## WRITTEN EXERCISE
Pull every line holding the string "this" from the records below.

----------------------------------------

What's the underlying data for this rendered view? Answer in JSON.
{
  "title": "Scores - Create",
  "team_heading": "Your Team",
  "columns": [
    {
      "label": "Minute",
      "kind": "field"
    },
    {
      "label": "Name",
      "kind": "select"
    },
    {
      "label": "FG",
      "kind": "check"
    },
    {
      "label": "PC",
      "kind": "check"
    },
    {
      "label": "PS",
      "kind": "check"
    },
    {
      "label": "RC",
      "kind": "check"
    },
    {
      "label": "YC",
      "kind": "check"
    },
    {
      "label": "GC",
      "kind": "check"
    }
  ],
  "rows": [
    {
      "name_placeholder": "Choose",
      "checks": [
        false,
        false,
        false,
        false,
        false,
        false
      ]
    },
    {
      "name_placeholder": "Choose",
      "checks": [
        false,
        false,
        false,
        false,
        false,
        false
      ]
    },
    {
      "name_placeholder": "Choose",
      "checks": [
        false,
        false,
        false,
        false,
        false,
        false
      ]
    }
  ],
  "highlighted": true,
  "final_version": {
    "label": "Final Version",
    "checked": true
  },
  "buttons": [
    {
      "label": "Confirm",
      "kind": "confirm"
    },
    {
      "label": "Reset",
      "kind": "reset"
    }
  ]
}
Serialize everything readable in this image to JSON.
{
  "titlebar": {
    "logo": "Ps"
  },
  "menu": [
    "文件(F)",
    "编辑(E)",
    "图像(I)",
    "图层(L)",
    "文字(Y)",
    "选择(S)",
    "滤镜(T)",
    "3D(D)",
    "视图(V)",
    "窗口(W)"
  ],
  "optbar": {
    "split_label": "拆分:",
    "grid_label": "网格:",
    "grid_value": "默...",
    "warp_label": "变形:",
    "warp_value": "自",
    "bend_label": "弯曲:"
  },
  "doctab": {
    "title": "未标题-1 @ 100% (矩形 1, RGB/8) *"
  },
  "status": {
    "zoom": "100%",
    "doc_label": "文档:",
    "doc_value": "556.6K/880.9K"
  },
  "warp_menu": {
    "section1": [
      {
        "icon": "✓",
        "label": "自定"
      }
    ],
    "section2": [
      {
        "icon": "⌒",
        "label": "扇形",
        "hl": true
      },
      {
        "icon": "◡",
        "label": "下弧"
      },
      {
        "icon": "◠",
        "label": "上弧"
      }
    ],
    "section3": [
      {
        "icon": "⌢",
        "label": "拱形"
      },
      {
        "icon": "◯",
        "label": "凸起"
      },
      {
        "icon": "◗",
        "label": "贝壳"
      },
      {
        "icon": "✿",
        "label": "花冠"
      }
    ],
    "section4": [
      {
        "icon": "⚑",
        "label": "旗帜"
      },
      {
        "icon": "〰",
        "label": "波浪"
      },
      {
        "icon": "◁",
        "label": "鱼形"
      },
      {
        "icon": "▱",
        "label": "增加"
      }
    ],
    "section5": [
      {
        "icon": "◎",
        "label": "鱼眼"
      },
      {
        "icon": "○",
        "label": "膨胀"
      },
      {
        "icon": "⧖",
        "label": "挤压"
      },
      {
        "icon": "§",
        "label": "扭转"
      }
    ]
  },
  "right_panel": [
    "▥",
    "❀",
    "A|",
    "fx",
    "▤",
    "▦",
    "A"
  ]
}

----------------------------------------

## OUTPUT OF THE EXERCISE
What's the underlying data for this rendered view? Answer in JSON.
Serialize everything readable in this image to JSON.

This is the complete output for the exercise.